··· Textauszug ···

Schönborn würdigt "lebendige christliche Immigration"
01.02.18 Ökumene Allgemein
Die zigtausenden Kirchenaustritte, die die katholische Kirche jedes Jahr zu verzeichnen hat, seien "sehr schmerzlich". Umso bewegender sei es aber zu sehen,"dass der Herr uns beschenkt mit einer sehr lebendigen christlichen Immigration". Das hat Kardinal Christoph Schönborn in seiner Ansprache beim traditionellen Ökumenischen Empfang am Mittwochabend im Wiener Erzbischöflichen Palais betont. Der Wiener Erzbischof sprach damit vor allem die vielen Gläubigen der orthodoxen und orientalischen Kirchen an, die in Österreich Fuß gefasst haben. Dazu kämen noch die zahlreichen Freikirchen im Land, die auch einen starken Zuwachs verzeichnen würden. Schönborn sprach von "christlicher Erneuerung in vielfältigen Formen". Dies alles sei ein starkes Zeichen, "dass der Herr wirklich am Werk ist".
Kardinal Schönborn konnte zum Ökumenischen Empfang die Spitzenvertreter aller christlichen Kirchen in Österreich begrüßen. Dem Ökumenischen Rate der Kirchen in Österreich gehören derzeit 16 Kirchen an. Von der orthodoxen Seite war neben Metropolit Arsenios u.a. auch der serbisch-orthodoxe Bischof Andrej (Cilerdzic) gekommen, die evangelischen Kirchen wurden an erster Stelle vom lutherischen Bischof Michael Bünker, dem reformierten Landessuperintendenten (und Vorsitzenden des Ökumenischen Rates) Thomas Hennefeld sowie vom methodistischen Superintendenten Stefan Schröckenfuchs repräsentiert. Für die orientalisch-orthodoxen Christen war neben Bischof Gabriel u.a. auch der syrisch-orthodoxe Chorepiskopos Emanuel Aydin gekommen.

···

Geben Sie den Wortlaut des Berichts über den Ökumenischen Empfang zwischen „Kardinal Schönborn konnte“ und „Emanuel Aydin gekommen.“ einschließlich unverändert wieder. Die Auflistung ist hierfür ohne Belang.

··· Auflistung ···

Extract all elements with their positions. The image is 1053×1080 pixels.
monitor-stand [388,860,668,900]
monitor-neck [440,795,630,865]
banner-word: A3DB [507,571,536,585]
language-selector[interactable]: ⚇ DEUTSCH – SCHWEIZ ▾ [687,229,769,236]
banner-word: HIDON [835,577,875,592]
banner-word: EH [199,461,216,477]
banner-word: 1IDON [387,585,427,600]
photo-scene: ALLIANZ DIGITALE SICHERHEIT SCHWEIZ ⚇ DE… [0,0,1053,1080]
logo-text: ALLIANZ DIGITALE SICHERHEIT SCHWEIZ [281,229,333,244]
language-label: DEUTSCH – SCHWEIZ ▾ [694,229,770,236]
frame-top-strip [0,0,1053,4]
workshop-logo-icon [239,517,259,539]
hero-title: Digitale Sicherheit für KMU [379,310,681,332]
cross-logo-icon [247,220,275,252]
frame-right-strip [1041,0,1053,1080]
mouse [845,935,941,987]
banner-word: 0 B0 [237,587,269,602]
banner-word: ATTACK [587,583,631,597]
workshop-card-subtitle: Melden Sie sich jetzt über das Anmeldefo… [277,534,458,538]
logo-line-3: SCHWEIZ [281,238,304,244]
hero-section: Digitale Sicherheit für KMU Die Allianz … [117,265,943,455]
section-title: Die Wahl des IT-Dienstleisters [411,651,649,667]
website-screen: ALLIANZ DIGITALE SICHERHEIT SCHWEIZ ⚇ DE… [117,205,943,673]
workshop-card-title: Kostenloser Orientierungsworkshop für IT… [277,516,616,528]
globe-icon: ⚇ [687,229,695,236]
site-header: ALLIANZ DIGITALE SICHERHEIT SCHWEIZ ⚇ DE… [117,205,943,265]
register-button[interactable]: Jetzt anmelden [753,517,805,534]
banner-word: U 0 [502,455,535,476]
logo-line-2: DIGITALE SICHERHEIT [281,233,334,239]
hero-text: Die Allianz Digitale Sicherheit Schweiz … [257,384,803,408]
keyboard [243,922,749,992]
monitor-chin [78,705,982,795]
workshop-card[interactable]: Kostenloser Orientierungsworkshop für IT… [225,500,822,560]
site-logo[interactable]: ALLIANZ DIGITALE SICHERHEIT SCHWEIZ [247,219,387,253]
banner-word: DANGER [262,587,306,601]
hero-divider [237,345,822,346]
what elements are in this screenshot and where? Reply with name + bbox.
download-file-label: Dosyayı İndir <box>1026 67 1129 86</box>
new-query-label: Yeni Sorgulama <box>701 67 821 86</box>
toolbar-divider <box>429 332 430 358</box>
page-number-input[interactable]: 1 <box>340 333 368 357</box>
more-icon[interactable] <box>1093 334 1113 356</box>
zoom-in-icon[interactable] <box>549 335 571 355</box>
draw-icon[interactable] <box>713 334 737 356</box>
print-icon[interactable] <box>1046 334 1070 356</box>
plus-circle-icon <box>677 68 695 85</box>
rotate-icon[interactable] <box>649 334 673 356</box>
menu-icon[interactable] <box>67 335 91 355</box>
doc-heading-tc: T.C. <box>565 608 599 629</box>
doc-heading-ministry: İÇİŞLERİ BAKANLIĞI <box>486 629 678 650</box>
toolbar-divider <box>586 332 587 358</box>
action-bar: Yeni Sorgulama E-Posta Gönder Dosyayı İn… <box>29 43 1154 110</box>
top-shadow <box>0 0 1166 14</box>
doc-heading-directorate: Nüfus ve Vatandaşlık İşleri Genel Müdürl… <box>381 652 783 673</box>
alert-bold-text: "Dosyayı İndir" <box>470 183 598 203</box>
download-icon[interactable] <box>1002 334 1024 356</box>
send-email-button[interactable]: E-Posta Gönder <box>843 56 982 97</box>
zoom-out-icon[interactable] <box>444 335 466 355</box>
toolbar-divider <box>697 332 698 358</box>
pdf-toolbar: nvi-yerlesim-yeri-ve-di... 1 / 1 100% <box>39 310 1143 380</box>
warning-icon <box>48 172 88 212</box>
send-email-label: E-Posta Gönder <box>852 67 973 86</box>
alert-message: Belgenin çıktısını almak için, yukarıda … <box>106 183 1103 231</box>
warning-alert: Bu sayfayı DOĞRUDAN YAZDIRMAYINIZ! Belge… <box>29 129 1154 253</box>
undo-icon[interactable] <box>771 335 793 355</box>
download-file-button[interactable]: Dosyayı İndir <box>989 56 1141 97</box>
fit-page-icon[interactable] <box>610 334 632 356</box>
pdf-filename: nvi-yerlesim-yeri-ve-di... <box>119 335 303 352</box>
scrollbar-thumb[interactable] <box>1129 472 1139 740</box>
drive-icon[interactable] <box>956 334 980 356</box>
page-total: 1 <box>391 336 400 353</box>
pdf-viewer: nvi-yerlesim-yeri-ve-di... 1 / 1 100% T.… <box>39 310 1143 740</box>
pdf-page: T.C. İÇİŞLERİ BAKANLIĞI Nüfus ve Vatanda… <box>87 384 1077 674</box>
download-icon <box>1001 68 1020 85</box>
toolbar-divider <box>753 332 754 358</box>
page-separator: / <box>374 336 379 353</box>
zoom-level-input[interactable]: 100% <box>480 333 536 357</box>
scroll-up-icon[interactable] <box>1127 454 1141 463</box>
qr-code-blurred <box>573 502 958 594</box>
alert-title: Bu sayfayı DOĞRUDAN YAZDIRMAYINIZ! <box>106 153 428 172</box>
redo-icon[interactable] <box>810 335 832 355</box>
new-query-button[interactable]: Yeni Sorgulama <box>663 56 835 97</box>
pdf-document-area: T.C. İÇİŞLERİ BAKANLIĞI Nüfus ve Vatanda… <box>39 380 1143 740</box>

···

Erwartete Antwort:
Kardinal Schönborn konnte zum Ökumenischen Empfang die Spitzenvertreter aller christlichen Kirchen in Österreich begrüßen. Dem Ökumenischen Rate der Kirchen in Österreich gehören derzeit 16 Kirchen an. Von der orthodoxen Seite war neben Metropolit Arsenios u.a. auch der serbisch-orthodoxe Bischof Andrej (Cilerdzic) gekommen, die evangelischen Kirchen wurden an erster Stelle vom lutherischen Bischof Michael Bünker, dem reformierten Landessuperintendenten (und Vorsitzenden des Ökumenischen Rates) Thomas Hennefeld sowie vom methodistischen Superintendenten Stefan Schröckenfuchs repräsentiert. Für die orientalisch-orthodoxen Christen war neben Bischof Gabriel u.a. auch der syrisch-orthodoxe Chorepiskopos Emanuel Aydin gekommen.